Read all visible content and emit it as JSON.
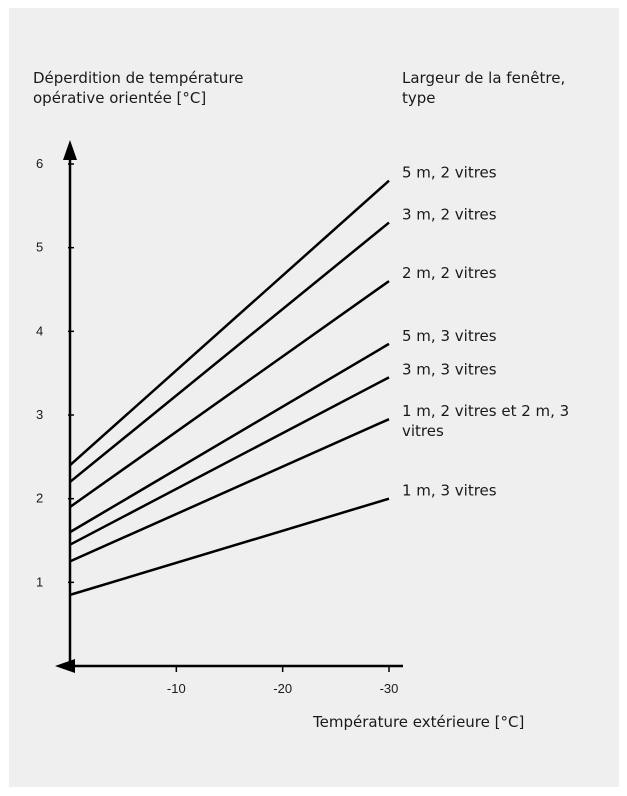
{
  "chart_data": {
    "type": "line",
    "ylabel": [
      "Déperdition de température",
      "opérative orientée [°C]"
    ],
    "xlabel": "Température extérieure [°C]",
    "legend_title": [
      "Largeur de la fenêtre,",
      "type"
    ],
    "x_ticks": [
      -10,
      -20,
      -30
    ],
    "y_ticks": [
      1,
      2,
      3,
      4,
      5,
      6
    ],
    "xlim": [
      0,
      -30
    ],
    "ylim": [
      0,
      6
    ],
    "grid": false,
    "series": [
      {
        "name": "5 m, 2 vitres",
        "label_lines": [
          "5 m, 2 vitres"
        ],
        "x": [
          0,
          -30
        ],
        "y": [
          2.4,
          5.8
        ]
      },
      {
        "name": "3 m, 2 vitres",
        "label_lines": [
          "3 m, 2 vitres"
        ],
        "x": [
          0,
          -30
        ],
        "y": [
          2.2,
          5.3
        ]
      },
      {
        "name": "2 m, 2 vitres",
        "label_lines": [
          "2 m, 2 vitres"
        ],
        "x": [
          0,
          -30
        ],
        "y": [
          1.9,
          4.6
        ]
      },
      {
        "name": "5 m, 3 vitres",
        "label_lines": [
          "5 m, 3 vitres"
        ],
        "x": [
          0,
          -30
        ],
        "y": [
          1.6,
          3.85
        ]
      },
      {
        "name": "3 m, 3 vitres",
        "label_lines": [
          "3 m, 3 vitres"
        ],
        "x": [
          0,
          -30
        ],
        "y": [
          1.45,
          3.45
        ]
      },
      {
        "name": "1 m, 2 vitres et 2 m, 3 vitres",
        "label_lines": [
          "1 m, 2 vitres et 2 m, 3",
          "vitres"
        ],
        "x": [
          0,
          -30
        ],
        "y": [
          1.25,
          2.95
        ]
      },
      {
        "name": "1 m, 3 vitres",
        "label_lines": [
          "1 m, 3 vitres"
        ],
        "x": [
          0,
          -30
        ],
        "y": [
          0.85,
          2.0
        ]
      }
    ]
  }
}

Stated goal: Give the number of lines in the entries above that include the string "name". No other output is expected.

Exercise response: 7